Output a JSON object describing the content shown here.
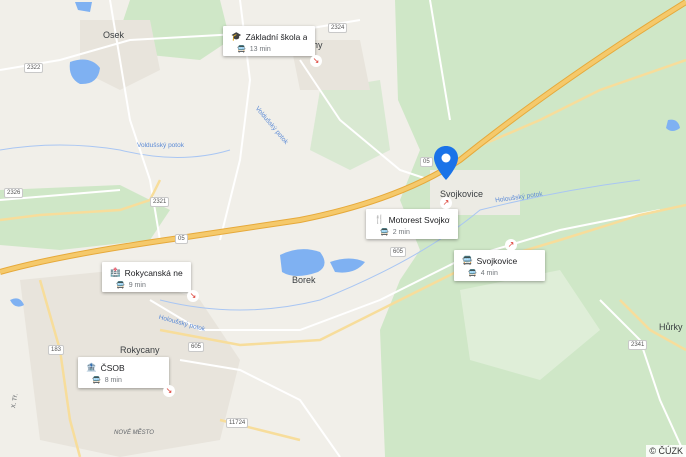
{
  "places": {
    "osek": "Osek",
    "svojkovice": "Svojkovice",
    "borek": "Borek",
    "rokycany": "Rokycany",
    "hurky": "Hůrky",
    "hy": "hy",
    "nove_mesto": "NOVÉ MĚSTO",
    "x_trida": "X. Tř."
  },
  "roads": {
    "r2324": "2324",
    "r2322": "2322",
    "r2326": "2326",
    "r2321": "2321",
    "r05a": "05",
    "r05b": "05",
    "r605a": "605",
    "r605b": "605",
    "r183": "183",
    "r2341": "2341",
    "r11724": "11724"
  },
  "water": {
    "volduchy": "Voldušský potok",
    "holous": "Holoušský potok",
    "holous2": "Holoušský potok",
    "volduch2": "Voldušský potok"
  },
  "cards": [
    {
      "title": "Základní škola a ...",
      "icon": "school-icon",
      "duration": "13 min",
      "mode": "bus-icon"
    },
    {
      "title": "Motorest Svojkovi...",
      "icon": "restaurant-icon",
      "duration": "2 min",
      "mode": "bus-icon"
    },
    {
      "title": "Svojkovice",
      "icon": "bus-icon",
      "duration": "4 min",
      "mode": "bus-icon"
    },
    {
      "title": "Rokycanská nemo...",
      "icon": "hospital-icon",
      "duration": "9 min",
      "mode": "bus-icon"
    },
    {
      "title": "ČSOB",
      "icon": "bank-icon",
      "duration": "8 min",
      "mode": "bus-icon"
    }
  ],
  "attribution": "© ČÚZK",
  "colors": {
    "background": "#f1efe9",
    "forest": "#cfe7c7",
    "water": "#7fb1f2",
    "highway": "#f5c96b",
    "pin": "#1a73e8",
    "arrow": "#d93025"
  }
}
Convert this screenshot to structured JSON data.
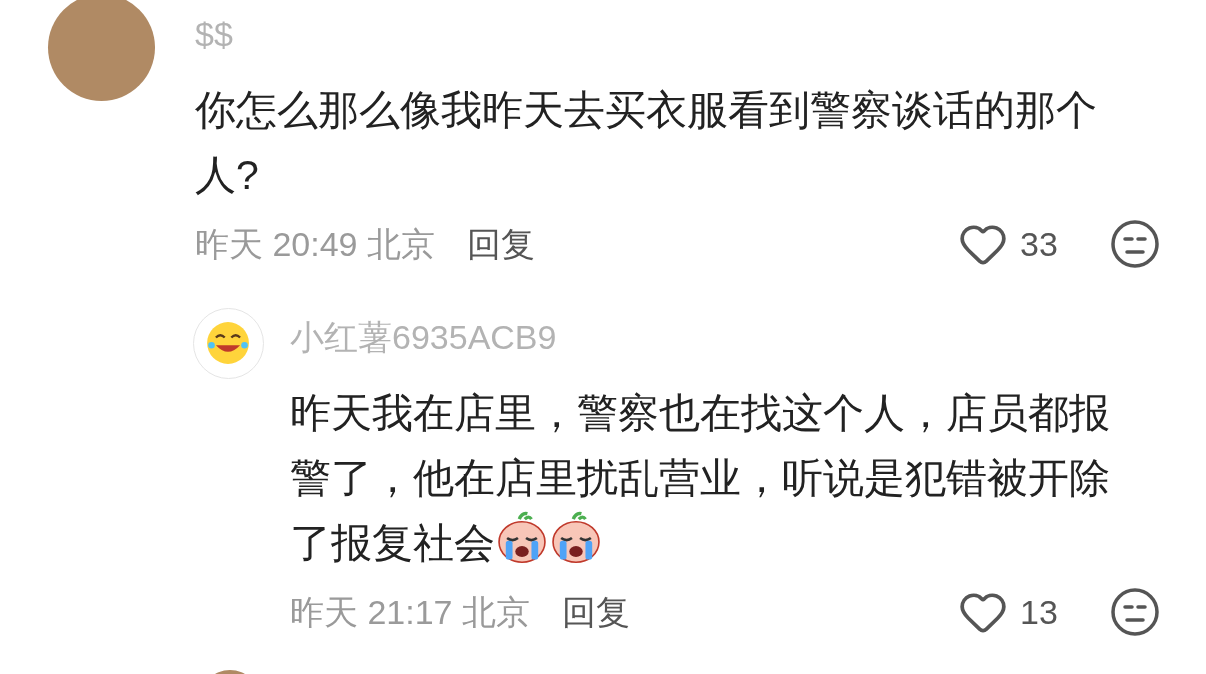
{
  "comments": [
    {
      "avatar": {
        "kind": "photo"
      },
      "author": "$$",
      "text": "你怎么那么像我昨天去买衣服看到警察谈话的那个人?",
      "time": "昨天 20:49 北京",
      "reply_label": "回复",
      "likes": "33",
      "replies": [
        {
          "avatar": {
            "kind": "emoji"
          },
          "author": "小红薯6935ACB9",
          "text": "昨天我在店里，警察也在找这个人，店员都报警了，他在店里扰乱营业，听说是犯错被开除了报复社会",
          "stickers": [
            {
              "kind": "crying"
            },
            {
              "kind": "crying"
            }
          ],
          "time": "昨天 21:17 北京",
          "reply_label": "回复",
          "likes": "13"
        }
      ]
    },
    {
      "avatar": {
        "kind": "photo"
      }
    }
  ]
}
--
- [Requirements]: Leave the pictures out and reproduce each record exactly as written.

- [Right answer]:
Output a JSON object describing the content shown here.
{
  "places": {
    "osek": "Osek",
    "svojkovice": "Svojkovice",
    "borek": "Borek",
    "rokycany": "Rokycany",
    "hurky": "Hůrky",
    "hy": "hy",
    "nove_mesto": "NOVÉ MĚSTO",
    "x_trida": "X. Tř."
  },
  "roads": {
    "r2324": "2324",
    "r2322": "2322",
    "r2326": "2326",
    "r2321": "2321",
    "r05a": "05",
    "r05b": "05",
    "r605a": "605",
    "r605b": "605",
    "r183": "183",
    "r2341": "2341",
    "r11724": "11724"
  },
  "water": {
    "volduchy": "Voldušský potok",
    "holous": "Holoušský potok",
    "holous2": "Holoušský potok",
    "volduch2": "Voldušský potok"
  },
  "cards": [
    {
      "title": "Základní škola a ...",
      "icon": "school-icon",
      "duration": "13 min",
      "mode": "bus-icon"
    },
    {
      "title": "Motorest Svojkovi...",
      "icon": "restaurant-icon",
      "duration": "2 min",
      "mode": "bus-icon"
    },
    {
      "title": "Svojkovice",
      "icon": "bus-icon",
      "duration": "4 min",
      "mode": "bus-icon"
    },
    {
      "title": "Rokycanská nemo...",
      "icon": "hospital-icon",
      "duration": "9 min",
      "mode": "bus-icon"
    },
    {
      "title": "ČSOB",
      "icon": "bank-icon",
      "duration": "8 min",
      "mode": "bus-icon"
    }
  ],
  "attribution": "© ČÚZK",
  "colors": {
    "background": "#f1efe9",
    "forest": "#cfe7c7",
    "water": "#7fb1f2",
    "highway": "#f5c96b",
    "pin": "#1a73e8",
    "arrow": "#d93025"
  }
}
Convert this screenshot to structured JSON data.
{
  "comments": [
    {
      "avatar": {
        "kind": "photo"
      },
      "author": "$$",
      "text": "你怎么那么像我昨天去买衣服看到警察谈话的那个人?",
      "time": "昨天 20:49 北京",
      "reply_label": "回复",
      "likes": "33",
      "replies": [
        {
          "avatar": {
            "kind": "emoji"
          },
          "author": "小红薯6935ACB9",
          "text": "昨天我在店里，警察也在找这个人，店员都报警了，他在店里扰乱营业，听说是犯错被开除了报复社会",
          "stickers": [
            {
              "kind": "crying"
            },
            {
              "kind": "crying"
            }
          ],
          "time": "昨天 21:17 北京",
          "reply_label": "回复",
          "likes": "13"
        }
      ]
    },
    {
      "avatar": {
        "kind": "photo"
      }
    }
  ]
}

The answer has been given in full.